** BEGIN DATA TO USE **
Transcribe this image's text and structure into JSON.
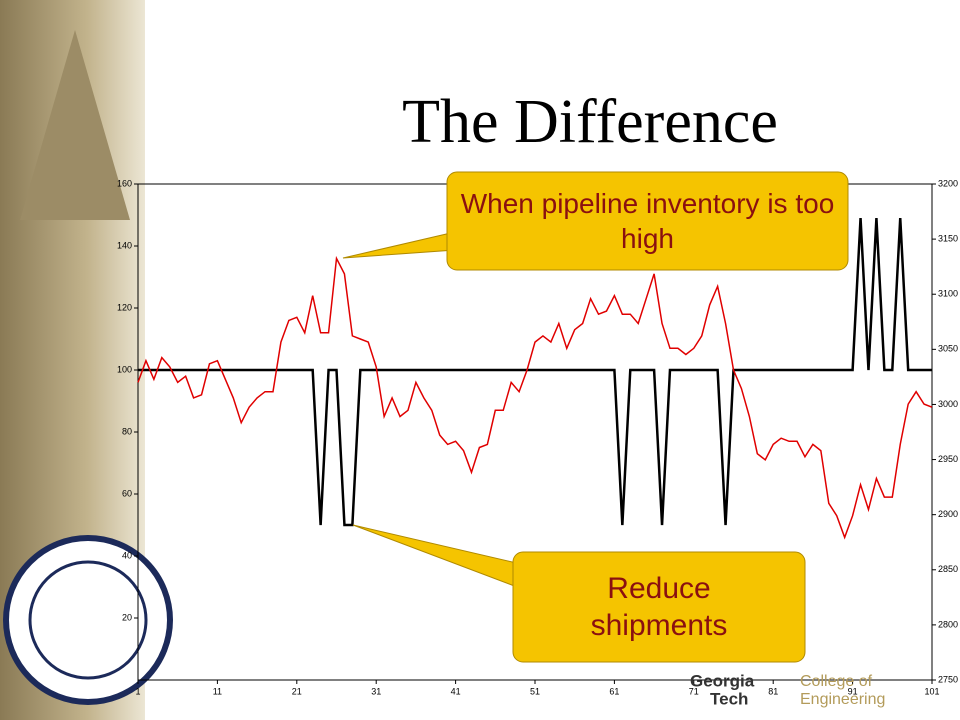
{
  "chart_data": {
    "type": "line",
    "title": "The Difference",
    "x": [
      1,
      2,
      3,
      4,
      5,
      6,
      7,
      8,
      9,
      10,
      11,
      12,
      13,
      14,
      15,
      16,
      17,
      18,
      19,
      20,
      21,
      22,
      23,
      24,
      25,
      26,
      27,
      28,
      29,
      30,
      31,
      32,
      33,
      34,
      35,
      36,
      37,
      38,
      39,
      40,
      41,
      42,
      43,
      44,
      45,
      46,
      47,
      48,
      49,
      50,
      51,
      52,
      53,
      54,
      55,
      56,
      57,
      58,
      59,
      60,
      61,
      62,
      63,
      64,
      65,
      66,
      67,
      68,
      69,
      70,
      71,
      72,
      73,
      74,
      75,
      76,
      77,
      78,
      79,
      80,
      81,
      82,
      83,
      84,
      85,
      86,
      87,
      88,
      89,
      90,
      91,
      92,
      93,
      94,
      95,
      96,
      97,
      98,
      99,
      100,
      101
    ],
    "series": [
      {
        "color": "#000000",
        "values": [
          100,
          100,
          100,
          100,
          100,
          100,
          100,
          100,
          100,
          100,
          100,
          100,
          100,
          100,
          100,
          100,
          100,
          100,
          100,
          100,
          100,
          100,
          100,
          50,
          100,
          100,
          50,
          50,
          100,
          100,
          100,
          100,
          100,
          100,
          100,
          100,
          100,
          100,
          100,
          100,
          100,
          100,
          100,
          100,
          100,
          100,
          100,
          100,
          100,
          100,
          100,
          100,
          100,
          100,
          100,
          100,
          100,
          100,
          100,
          100,
          100,
          50,
          100,
          100,
          100,
          100,
          50,
          100,
          100,
          100,
          100,
          100,
          100,
          100,
          50,
          100,
          100,
          100,
          100,
          100,
          100,
          100,
          100,
          100,
          100,
          100,
          100,
          100,
          100,
          100,
          100,
          149,
          100,
          149,
          100,
          100,
          149,
          100,
          100,
          100,
          100
        ]
      },
      {
        "color": "#e00000",
        "values": [
          96,
          103,
          97,
          104,
          101,
          96,
          98,
          91,
          92,
          102,
          103,
          97,
          91,
          83,
          88,
          91,
          93,
          93,
          109,
          116,
          117,
          112,
          124,
          112,
          112,
          136,
          131,
          111,
          110,
          109,
          101,
          85,
          91,
          85,
          87,
          96,
          91,
          87,
          79,
          76,
          77,
          74,
          67,
          75,
          76,
          87,
          87,
          96,
          93,
          100,
          109,
          111,
          109,
          115,
          107,
          113,
          115,
          123,
          118,
          119,
          124,
          118,
          118,
          115,
          123,
          131,
          115,
          107,
          107,
          105,
          107,
          111,
          121,
          127,
          115,
          100,
          94,
          85,
          73,
          71,
          76,
          78,
          77,
          77,
          72,
          76,
          74,
          57,
          53,
          46,
          53,
          63,
          55,
          65,
          59,
          59,
          76,
          89,
          93,
          89,
          88
        ]
      }
    ],
    "xlim": [
      1,
      101
    ],
    "xticks": [
      1,
      11,
      21,
      31,
      41,
      51,
      61,
      71,
      81,
      91,
      101
    ],
    "ylim": [
      0,
      160
    ],
    "yticks": [
      20,
      40,
      60,
      80,
      100,
      120,
      140,
      160
    ],
    "y2lim": [
      2750,
      3200
    ],
    "y2ticks": [
      2750,
      2800,
      2850,
      2900,
      2950,
      3000,
      3050,
      3100,
      3150,
      3200
    ],
    "annotations": [
      "When pipeline inventory is too high",
      "Reduce shipments"
    ]
  },
  "logo": {
    "line1": "Georgia",
    "line2": "Tech",
    "line3": "College of",
    "line4": "Engineering"
  }
}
** END DATA TO USE **
• _SET EXERCISE_
Leaving the pictures aside, transcribe the entire listing exactly.

• _TASK RESULT_
Transcribe this image's text and structure into JSON.
{
  "chart_data": {
    "type": "line",
    "title": "The Difference",
    "x": [
      1,
      2,
      3,
      4,
      5,
      6,
      7,
      8,
      9,
      10,
      11,
      12,
      13,
      14,
      15,
      16,
      17,
      18,
      19,
      20,
      21,
      22,
      23,
      24,
      25,
      26,
      27,
      28,
      29,
      30,
      31,
      32,
      33,
      34,
      35,
      36,
      37,
      38,
      39,
      40,
      41,
      42,
      43,
      44,
      45,
      46,
      47,
      48,
      49,
      50,
      51,
      52,
      53,
      54,
      55,
      56,
      57,
      58,
      59,
      60,
      61,
      62,
      63,
      64,
      65,
      66,
      67,
      68,
      69,
      70,
      71,
      72,
      73,
      74,
      75,
      76,
      77,
      78,
      79,
      80,
      81,
      82,
      83,
      84,
      85,
      86,
      87,
      88,
      89,
      90,
      91,
      92,
      93,
      94,
      95,
      96,
      97,
      98,
      99,
      100,
      101
    ],
    "series": [
      {
        "color": "#000000",
        "values": [
          100,
          100,
          100,
          100,
          100,
          100,
          100,
          100,
          100,
          100,
          100,
          100,
          100,
          100,
          100,
          100,
          100,
          100,
          100,
          100,
          100,
          100,
          100,
          50,
          100,
          100,
          50,
          50,
          100,
          100,
          100,
          100,
          100,
          100,
          100,
          100,
          100,
          100,
          100,
          100,
          100,
          100,
          100,
          100,
          100,
          100,
          100,
          100,
          100,
          100,
          100,
          100,
          100,
          100,
          100,
          100,
          100,
          100,
          100,
          100,
          100,
          50,
          100,
          100,
          100,
          100,
          50,
          100,
          100,
          100,
          100,
          100,
          100,
          100,
          50,
          100,
          100,
          100,
          100,
          100,
          100,
          100,
          100,
          100,
          100,
          100,
          100,
          100,
          100,
          100,
          100,
          149,
          100,
          149,
          100,
          100,
          149,
          100,
          100,
          100,
          100
        ]
      },
      {
        "color": "#e00000",
        "values": [
          96,
          103,
          97,
          104,
          101,
          96,
          98,
          91,
          92,
          102,
          103,
          97,
          91,
          83,
          88,
          91,
          93,
          93,
          109,
          116,
          117,
          112,
          124,
          112,
          112,
          136,
          131,
          111,
          110,
          109,
          101,
          85,
          91,
          85,
          87,
          96,
          91,
          87,
          79,
          76,
          77,
          74,
          67,
          75,
          76,
          87,
          87,
          96,
          93,
          100,
          109,
          111,
          109,
          115,
          107,
          113,
          115,
          123,
          118,
          119,
          124,
          118,
          118,
          115,
          123,
          131,
          115,
          107,
          107,
          105,
          107,
          111,
          121,
          127,
          115,
          100,
          94,
          85,
          73,
          71,
          76,
          78,
          77,
          77,
          72,
          76,
          74,
          57,
          53,
          46,
          53,
          63,
          55,
          65,
          59,
          59,
          76,
          89,
          93,
          89,
          88
        ]
      }
    ],
    "xlim": [
      1,
      101
    ],
    "xticks": [
      1,
      11,
      21,
      31,
      41,
      51,
      61,
      71,
      81,
      91,
      101
    ],
    "ylim": [
      0,
      160
    ],
    "yticks": [
      20,
      40,
      60,
      80,
      100,
      120,
      140,
      160
    ],
    "y2lim": [
      2750,
      3200
    ],
    "y2ticks": [
      2750,
      2800,
      2850,
      2900,
      2950,
      3000,
      3050,
      3100,
      3150,
      3200
    ],
    "annotations": [
      "When pipeline inventory is too high",
      "Reduce shipments"
    ]
  },
  "logo": {
    "line1": "Georgia",
    "line2": "Tech",
    "line3": "College of",
    "line4": "Engineering"
  }
}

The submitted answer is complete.